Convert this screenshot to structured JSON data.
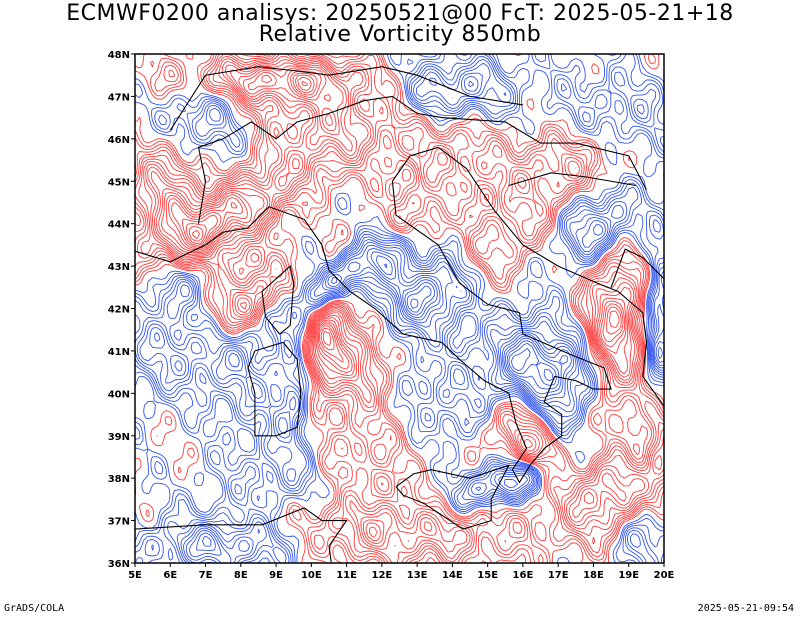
{
  "header": {
    "title_line1": "ECMWF0200 analisys: 20250521@00 FcT: 2025-05-21+18",
    "title_line2": "Relative Vorticity 850mb"
  },
  "map": {
    "lon_labels": [
      "5E",
      "6E",
      "7E",
      "8E",
      "9E",
      "10E",
      "11E",
      "12E",
      "13E",
      "14E",
      "15E",
      "16E",
      "17E",
      "18E",
      "19E",
      "20E"
    ],
    "lat_labels": [
      "36N",
      "37N",
      "38N",
      "39N",
      "40N",
      "41N",
      "42N",
      "43N",
      "44N",
      "45N",
      "46N",
      "47N",
      "48N"
    ],
    "lon_range": [
      5,
      20
    ],
    "lat_range": [
      36,
      48
    ],
    "colors": {
      "positive_contours": "#ff3b3b",
      "negative_contours": "#3355ee",
      "coastline": "#000000",
      "frame": "#000000"
    }
  },
  "footer": {
    "left_credit": "GrADS/COLA",
    "right_timestamp": "2025-05-21-09:54"
  }
}
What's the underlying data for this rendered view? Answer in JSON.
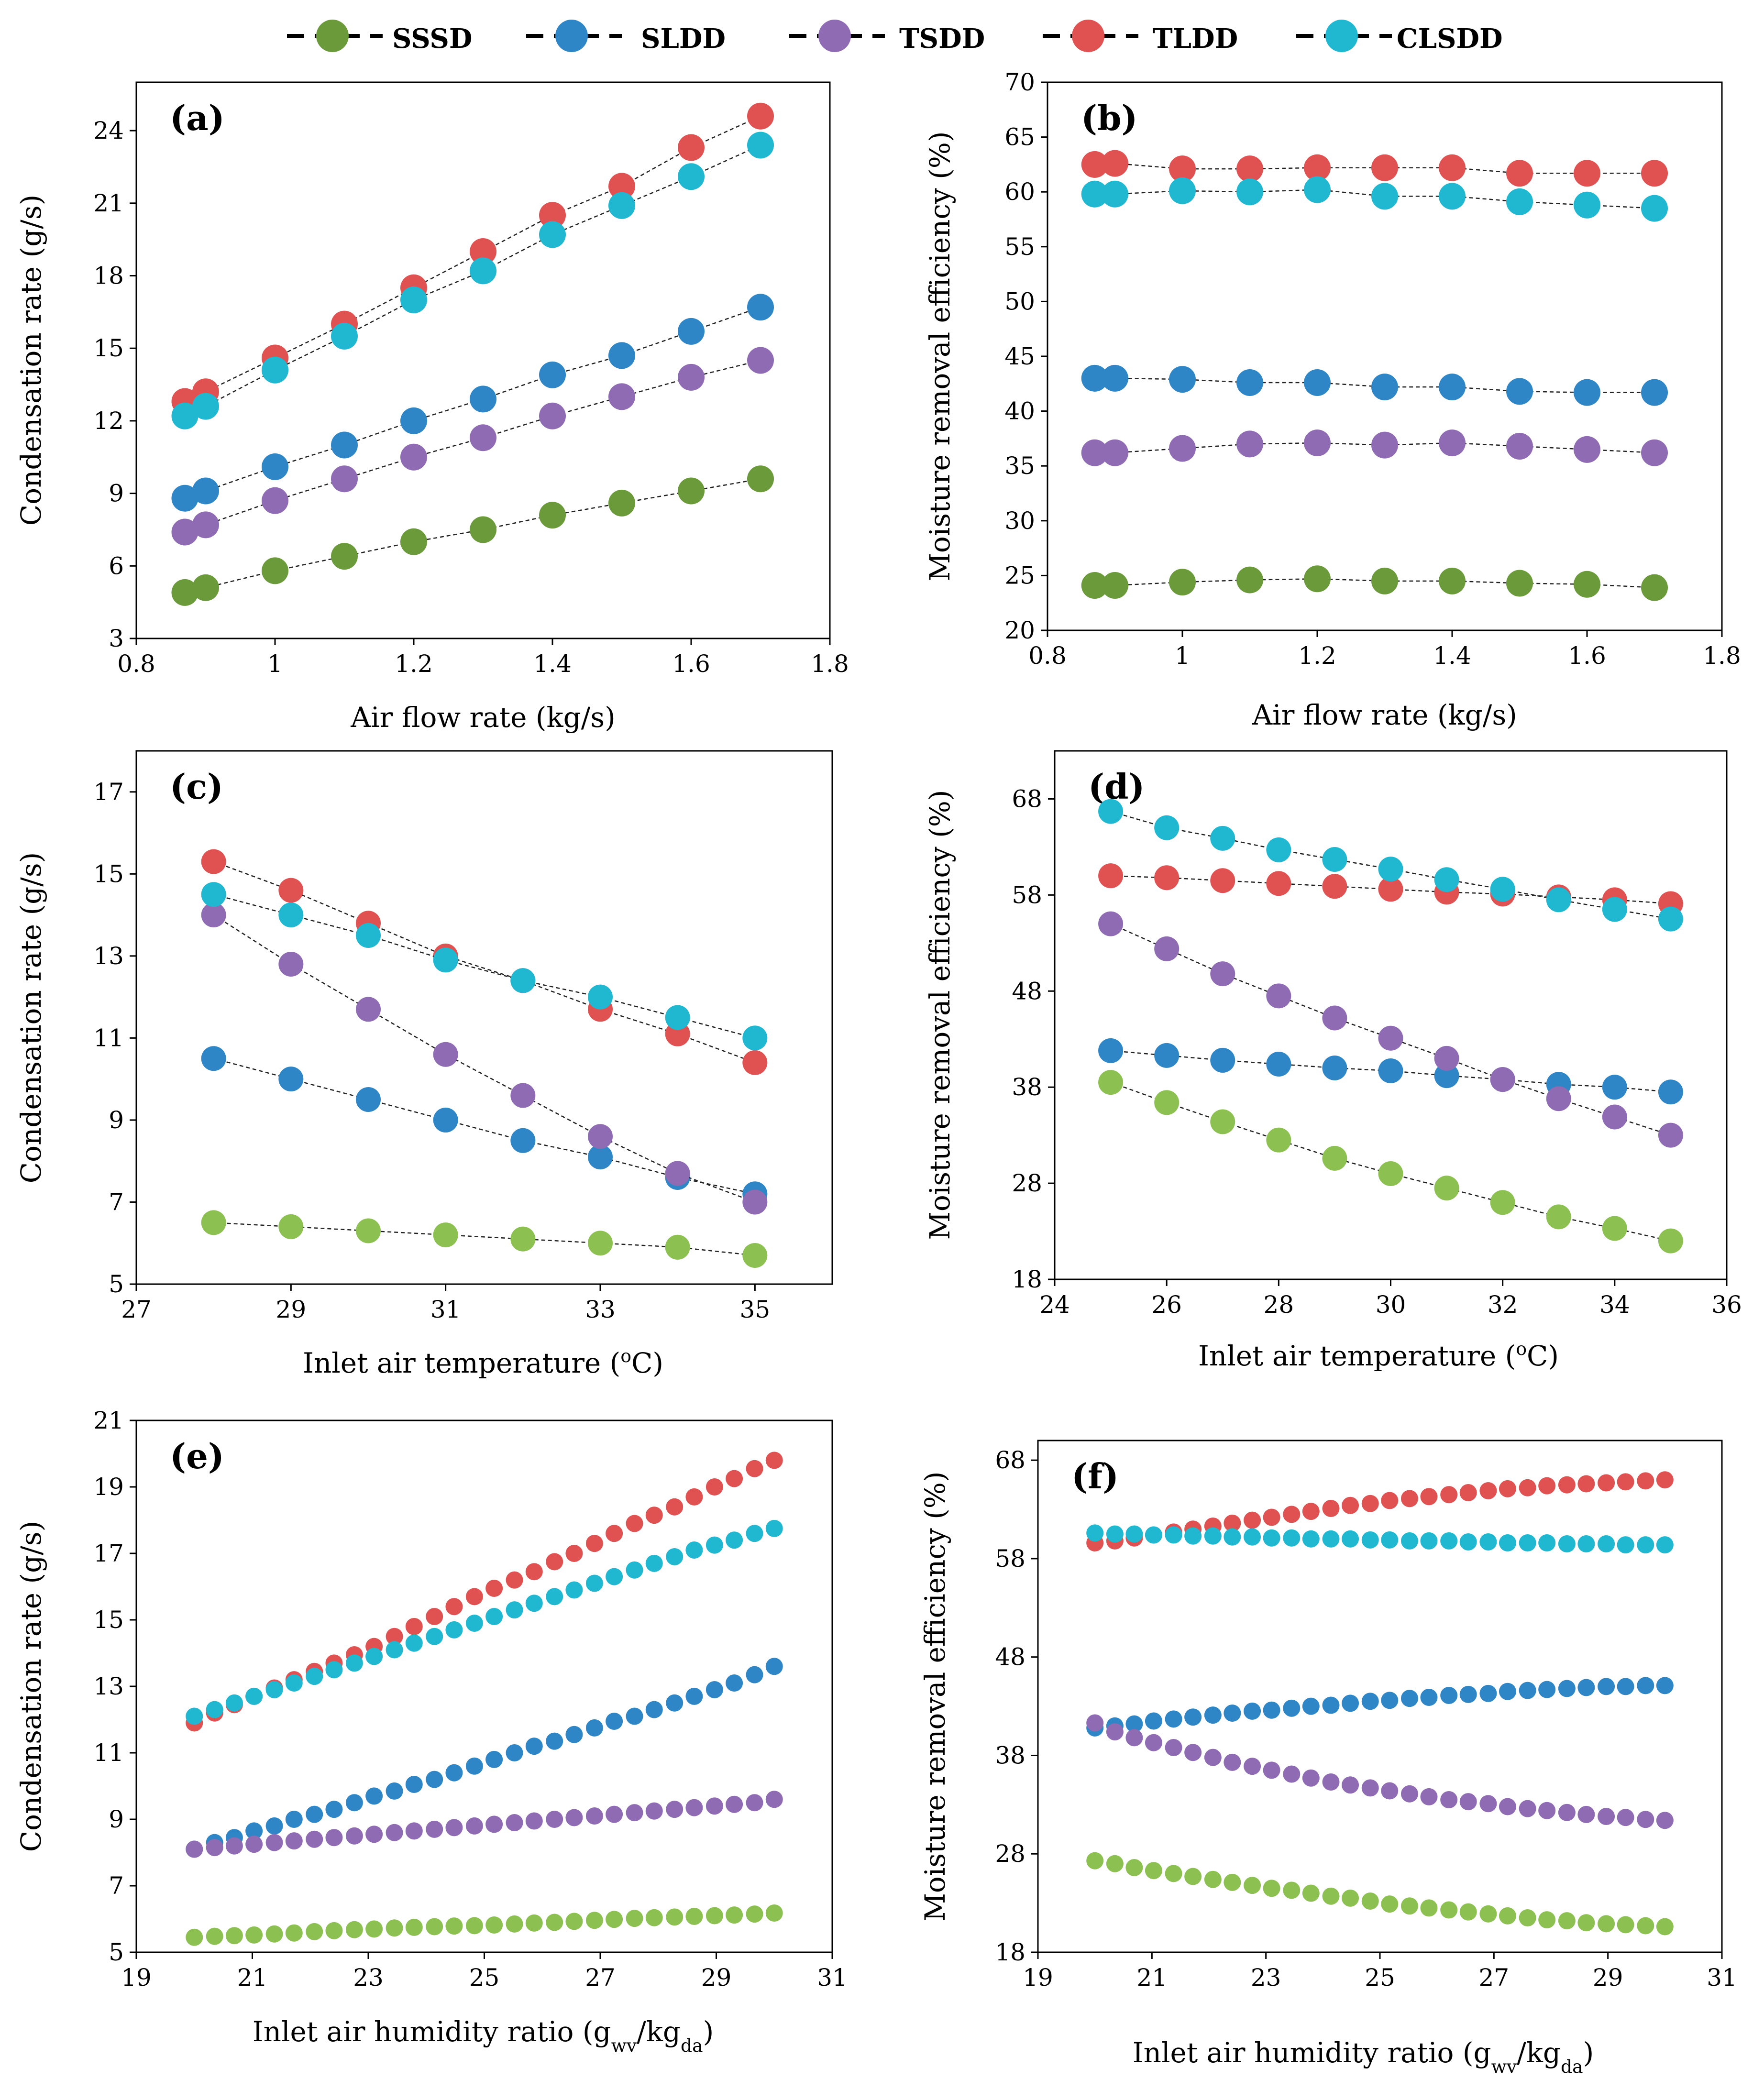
{
  "legend": {
    "series": [
      {
        "key": "SSSD",
        "label": "SSSD",
        "color": "#6b9a3a"
      },
      {
        "key": "SLDD",
        "label": "SLDD",
        "color": "#2e86c6"
      },
      {
        "key": "TSDD",
        "label": "TSDD",
        "color": "#8e6bb3"
      },
      {
        "key": "TLDD",
        "label": "TLDD",
        "color": "#e05252"
      },
      {
        "key": "CLSDD",
        "label": "CLSDD",
        "color": "#1fb8d0"
      }
    ]
  },
  "chart_data": [
    {
      "panel": "(a)",
      "type": "line",
      "xlabel": "Air flow rate (kg/s)",
      "ylabel": "Condensation rate (g/s)",
      "xlim": [
        0.8,
        1.8
      ],
      "ylim": [
        3,
        26
      ],
      "xticks": [
        0.8,
        1,
        1.2,
        1.4,
        1.6,
        1.8
      ],
      "xtick_labels": [
        "0.8",
        "1",
        "1.2",
        "1.4",
        "1.6",
        "1.8"
      ],
      "yticks": [
        3,
        6,
        9,
        12,
        15,
        18,
        21,
        24
      ],
      "ytick_labels": [
        "3",
        "6",
        "9",
        "12",
        "15",
        "18",
        "21",
        "24"
      ],
      "x": [
        0.87,
        0.9,
        1.0,
        1.1,
        1.2,
        1.3,
        1.4,
        1.5,
        1.6,
        1.7
      ],
      "series": [
        {
          "name": "SSSD",
          "color": "#6b9a3a",
          "values": [
            4.9,
            5.1,
            5.8,
            6.4,
            7.0,
            7.5,
            8.1,
            8.6,
            9.1,
            9.6
          ]
        },
        {
          "name": "SLDD",
          "color": "#2e86c6",
          "values": [
            8.8,
            9.1,
            10.1,
            11.0,
            12.0,
            12.9,
            13.9,
            14.7,
            15.7,
            16.7
          ]
        },
        {
          "name": "TSDD",
          "color": "#8e6bb3",
          "values": [
            7.4,
            7.7,
            8.7,
            9.6,
            10.5,
            11.3,
            12.2,
            13.0,
            13.8,
            14.5
          ]
        },
        {
          "name": "TLDD",
          "color": "#e05252",
          "values": [
            12.8,
            13.2,
            14.6,
            16.0,
            17.5,
            19.0,
            20.5,
            21.7,
            23.3,
            24.6
          ]
        },
        {
          "name": "CLSDD",
          "color": "#1fb8d0",
          "values": [
            12.2,
            12.6,
            14.1,
            15.5,
            17.0,
            18.2,
            19.7,
            20.9,
            22.1,
            23.4
          ]
        }
      ]
    },
    {
      "panel": "(b)",
      "type": "line",
      "xlabel": "Air flow rate (kg/s)",
      "ylabel": "Moisture removal efficiency (%)",
      "xlim": [
        0.8,
        1.8
      ],
      "ylim": [
        20,
        70
      ],
      "xticks": [
        0.8,
        1,
        1.2,
        1.4,
        1.6,
        1.8
      ],
      "xtick_labels": [
        "0.8",
        "1",
        "1.2",
        "1.4",
        "1.6",
        "1.8"
      ],
      "yticks": [
        20,
        25,
        30,
        35,
        40,
        45,
        50,
        55,
        60,
        65,
        70
      ],
      "ytick_labels": [
        "20",
        "25",
        "30",
        "35",
        "40",
        "45",
        "50",
        "55",
        "60",
        "65",
        "70"
      ],
      "x": [
        0.87,
        0.9,
        1.0,
        1.1,
        1.2,
        1.3,
        1.4,
        1.5,
        1.6,
        1.7
      ],
      "series": [
        {
          "name": "SSSD",
          "color": "#6b9a3a",
          "values": [
            24.1,
            24.1,
            24.4,
            24.6,
            24.7,
            24.5,
            24.5,
            24.3,
            24.2,
            23.9
          ]
        },
        {
          "name": "SLDD",
          "color": "#2e86c6",
          "values": [
            43.0,
            43.0,
            42.9,
            42.6,
            42.6,
            42.2,
            42.2,
            41.8,
            41.7,
            41.7
          ]
        },
        {
          "name": "TSDD",
          "color": "#8e6bb3",
          "values": [
            36.2,
            36.2,
            36.6,
            37.0,
            37.1,
            36.9,
            37.1,
            36.8,
            36.5,
            36.2
          ]
        },
        {
          "name": "TLDD",
          "color": "#e05252",
          "values": [
            62.5,
            62.6,
            62.1,
            62.1,
            62.2,
            62.2,
            62.2,
            61.7,
            61.7,
            61.7
          ]
        },
        {
          "name": "CLSDD",
          "color": "#1fb8d0",
          "values": [
            59.8,
            59.8,
            60.1,
            60.0,
            60.2,
            59.6,
            59.6,
            59.1,
            58.8,
            58.5
          ]
        }
      ]
    },
    {
      "panel": "(c)",
      "type": "line",
      "xlabel": "Inlet air temperature (oC)",
      "ylabel": "Condensation rate (g/s)",
      "xlim": [
        27,
        36
      ],
      "ylim": [
        5,
        18
      ],
      "xticks": [
        27,
        29,
        31,
        33,
        35
      ],
      "xtick_labels": [
        "27",
        "29",
        "31",
        "33",
        "35"
      ],
      "yticks": [
        5,
        7,
        9,
        11,
        13,
        15,
        17
      ],
      "ytick_labels": [
        "5",
        "7",
        "9",
        "11",
        "13",
        "15",
        "17"
      ],
      "x": [
        28,
        29,
        30,
        31,
        32,
        33,
        34,
        35
      ],
      "series": [
        {
          "name": "SSSD",
          "color": "#8cc152",
          "values": [
            6.5,
            6.4,
            6.3,
            6.2,
            6.1,
            6.0,
            5.9,
            5.7
          ]
        },
        {
          "name": "SLDD",
          "color": "#2e86c6",
          "values": [
            10.5,
            10.0,
            9.5,
            9.0,
            8.5,
            8.1,
            7.6,
            7.2
          ]
        },
        {
          "name": "TSDD",
          "color": "#8e6bb3",
          "values": [
            14.0,
            12.8,
            11.7,
            10.6,
            9.6,
            8.6,
            7.7,
            7.0
          ]
        },
        {
          "name": "TLDD",
          "color": "#e05252",
          "values": [
            15.3,
            14.6,
            13.8,
            13.0,
            12.4,
            11.7,
            11.1,
            10.4
          ]
        },
        {
          "name": "CLSDD",
          "color": "#1fb8d0",
          "values": [
            14.5,
            14.0,
            13.5,
            12.9,
            12.4,
            12.0,
            11.5,
            11.0
          ]
        }
      ]
    },
    {
      "panel": "(d)",
      "type": "line",
      "xlabel": "Inlet air temperature (oC)",
      "ylabel": "Moisture removal efficiency (%)",
      "xlim": [
        24,
        36
      ],
      "ylim": [
        18,
        73
      ],
      "xticks": [
        24,
        26,
        28,
        30,
        32,
        34,
        36
      ],
      "xtick_labels": [
        "24",
        "26",
        "28",
        "30",
        "32",
        "34",
        "36"
      ],
      "yticks": [
        18,
        28,
        38,
        48,
        58,
        68
      ],
      "ytick_labels": [
        "18",
        "28",
        "38",
        "48",
        "58",
        "68"
      ],
      "x": [
        25,
        26,
        27,
        28,
        29,
        30,
        31,
        32,
        33,
        34,
        35
      ],
      "series": [
        {
          "name": "SSSD",
          "color": "#8cc152",
          "values": [
            38.5,
            36.4,
            34.4,
            32.5,
            30.6,
            29.0,
            27.5,
            26.0,
            24.5,
            23.3,
            22.0
          ]
        },
        {
          "name": "SLDD",
          "color": "#2e86c6",
          "values": [
            41.8,
            41.3,
            40.8,
            40.4,
            40.0,
            39.7,
            39.2,
            38.8,
            38.3,
            38.0,
            37.5
          ]
        },
        {
          "name": "TSDD",
          "color": "#8e6bb3",
          "values": [
            55.0,
            52.4,
            49.8,
            47.5,
            45.2,
            43.1,
            41.0,
            38.8,
            36.8,
            34.9,
            33.0
          ]
        },
        {
          "name": "TLDD",
          "color": "#e05252",
          "values": [
            60.0,
            59.8,
            59.5,
            59.2,
            58.9,
            58.6,
            58.3,
            58.1,
            57.8,
            57.5,
            57.1
          ]
        },
        {
          "name": "CLSDD",
          "color": "#1fb8d0",
          "values": [
            66.7,
            65.0,
            63.9,
            62.7,
            61.7,
            60.7,
            59.6,
            58.6,
            57.5,
            56.5,
            55.5
          ]
        }
      ]
    },
    {
      "panel": "(e)",
      "type": "line",
      "xlabel": "Inlet air humidity ratio (gwv/kgda)",
      "ylabel": "Condensation rate (g/s)",
      "xlim": [
        19,
        31
      ],
      "ylim": [
        5,
        21
      ],
      "xticks": [
        19,
        21,
        23,
        25,
        27,
        29,
        31
      ],
      "xtick_labels": [
        "19",
        "21",
        "23",
        "25",
        "27",
        "29",
        "31"
      ],
      "yticks": [
        5,
        7,
        9,
        11,
        13,
        15,
        17,
        19,
        21
      ],
      "ytick_labels": [
        "5",
        "7",
        "9",
        "11",
        "13",
        "15",
        "17",
        "19",
        "21"
      ],
      "x": [
        20.0,
        20.35,
        20.69,
        21.03,
        21.38,
        21.72,
        22.07,
        22.41,
        22.76,
        23.1,
        23.45,
        23.79,
        24.14,
        24.48,
        24.83,
        25.17,
        25.52,
        25.86,
        26.21,
        26.55,
        26.9,
        27.24,
        27.59,
        27.93,
        28.28,
        28.62,
        28.97,
        29.31,
        29.66,
        30.0
      ],
      "series": [
        {
          "name": "SSSD",
          "color": "#8cc152",
          "values": [
            5.45,
            5.48,
            5.5,
            5.52,
            5.55,
            5.58,
            5.62,
            5.65,
            5.68,
            5.7,
            5.73,
            5.75,
            5.77,
            5.79,
            5.8,
            5.82,
            5.85,
            5.88,
            5.9,
            5.93,
            5.96,
            5.99,
            6.02,
            6.04,
            6.06,
            6.08,
            6.1,
            6.12,
            6.15,
            6.18
          ]
        },
        {
          "name": "SLDD",
          "color": "#2e86c6",
          "values": [
            8.1,
            8.3,
            8.45,
            8.65,
            8.8,
            9.0,
            9.15,
            9.3,
            9.5,
            9.7,
            9.85,
            10.05,
            10.2,
            10.4,
            10.6,
            10.8,
            11.0,
            11.2,
            11.35,
            11.55,
            11.75,
            11.95,
            12.1,
            12.3,
            12.5,
            12.7,
            12.9,
            13.1,
            13.35,
            13.6
          ]
        },
        {
          "name": "TSDD",
          "color": "#8e6bb3",
          "values": [
            8.1,
            8.15,
            8.2,
            8.25,
            8.3,
            8.35,
            8.4,
            8.45,
            8.5,
            8.55,
            8.6,
            8.65,
            8.7,
            8.75,
            8.8,
            8.85,
            8.9,
            8.95,
            9.0,
            9.05,
            9.1,
            9.15,
            9.2,
            9.25,
            9.3,
            9.35,
            9.4,
            9.45,
            9.5,
            9.6
          ]
        },
        {
          "name": "TLDD",
          "color": "#e05252",
          "values": [
            11.9,
            12.2,
            12.45,
            12.7,
            12.95,
            13.2,
            13.45,
            13.7,
            13.95,
            14.2,
            14.5,
            14.8,
            15.1,
            15.4,
            15.7,
            15.95,
            16.2,
            16.45,
            16.75,
            17.0,
            17.3,
            17.6,
            17.9,
            18.15,
            18.4,
            18.7,
            19.0,
            19.25,
            19.55,
            19.8
          ]
        },
        {
          "name": "CLSDD",
          "color": "#1fb8d0",
          "values": [
            12.1,
            12.3,
            12.5,
            12.7,
            12.9,
            13.1,
            13.3,
            13.5,
            13.7,
            13.9,
            14.1,
            14.3,
            14.5,
            14.7,
            14.9,
            15.1,
            15.3,
            15.5,
            15.7,
            15.9,
            16.1,
            16.3,
            16.5,
            16.7,
            16.9,
            17.1,
            17.25,
            17.4,
            17.6,
            17.75
          ]
        }
      ]
    },
    {
      "panel": "(f)",
      "type": "line",
      "xlabel": "Inlet air humidity ratio (gwv/kgda)",
      "ylabel": "Moisture removal efficiency (%)",
      "xlim": [
        19,
        31
      ],
      "ylim": [
        18,
        70
      ],
      "xticks": [
        19,
        21,
        23,
        25,
        27,
        29,
        31
      ],
      "xtick_labels": [
        "19",
        "21",
        "23",
        "25",
        "27",
        "29",
        "31"
      ],
      "yticks": [
        18,
        28,
        38,
        48,
        58,
        68
      ],
      "ytick_labels": [
        "18",
        "28",
        "38",
        "48",
        "58",
        "68"
      ],
      "x": [
        20.0,
        20.35,
        20.69,
        21.03,
        21.38,
        21.72,
        22.07,
        22.41,
        22.76,
        23.1,
        23.45,
        23.79,
        24.14,
        24.48,
        24.83,
        25.17,
        25.52,
        25.86,
        26.21,
        26.55,
        26.9,
        27.24,
        27.59,
        27.93,
        28.28,
        28.62,
        28.97,
        29.31,
        29.66,
        30.0
      ],
      "series": [
        {
          "name": "SSSD",
          "color": "#8cc152",
          "values": [
            27.3,
            27.0,
            26.6,
            26.3,
            26.0,
            25.7,
            25.4,
            25.1,
            24.8,
            24.5,
            24.3,
            24.0,
            23.7,
            23.5,
            23.2,
            22.9,
            22.7,
            22.5,
            22.3,
            22.1,
            21.9,
            21.7,
            21.5,
            21.3,
            21.2,
            21.0,
            20.9,
            20.8,
            20.7,
            20.6
          ]
        },
        {
          "name": "SLDD",
          "color": "#2e86c6",
          "values": [
            40.8,
            41.0,
            41.2,
            41.5,
            41.7,
            41.9,
            42.1,
            42.3,
            42.5,
            42.6,
            42.8,
            43.0,
            43.1,
            43.3,
            43.5,
            43.6,
            43.8,
            43.9,
            44.1,
            44.2,
            44.3,
            44.5,
            44.6,
            44.7,
            44.8,
            44.9,
            45.0,
            45.0,
            45.1,
            45.1
          ]
        },
        {
          "name": "TSDD",
          "color": "#8e6bb3",
          "values": [
            41.3,
            40.4,
            39.8,
            39.3,
            38.8,
            38.3,
            37.8,
            37.3,
            36.9,
            36.5,
            36.1,
            35.7,
            35.3,
            35.0,
            34.7,
            34.4,
            34.1,
            33.8,
            33.5,
            33.3,
            33.1,
            32.8,
            32.6,
            32.4,
            32.2,
            32.0,
            31.8,
            31.7,
            31.5,
            31.4
          ]
        },
        {
          "name": "TLDD",
          "color": "#e05252",
          "values": [
            59.6,
            59.8,
            60.1,
            60.4,
            60.7,
            61.0,
            61.3,
            61.6,
            61.9,
            62.2,
            62.5,
            62.8,
            63.1,
            63.4,
            63.6,
            63.9,
            64.1,
            64.3,
            64.5,
            64.7,
            64.9,
            65.1,
            65.2,
            65.4,
            65.5,
            65.6,
            65.7,
            65.8,
            65.9,
            66.0
          ]
        },
        {
          "name": "CLSDD",
          "color": "#1fb8d0",
          "values": [
            60.6,
            60.5,
            60.5,
            60.4,
            60.4,
            60.3,
            60.3,
            60.2,
            60.2,
            60.1,
            60.1,
            60.0,
            60.0,
            60.0,
            59.9,
            59.9,
            59.8,
            59.8,
            59.8,
            59.7,
            59.7,
            59.6,
            59.6,
            59.6,
            59.5,
            59.5,
            59.5,
            59.4,
            59.4,
            59.4
          ]
        }
      ]
    }
  ]
}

==*==

Identify the lines of the entries containing the string "panel". Copy each such line.

> _The answer_:
      "panel": "(a)",
      "panel": "(b)",
      "panel": "(c)",
      "panel": "(d)",
      "panel": "(e)",
      "panel": "(f)",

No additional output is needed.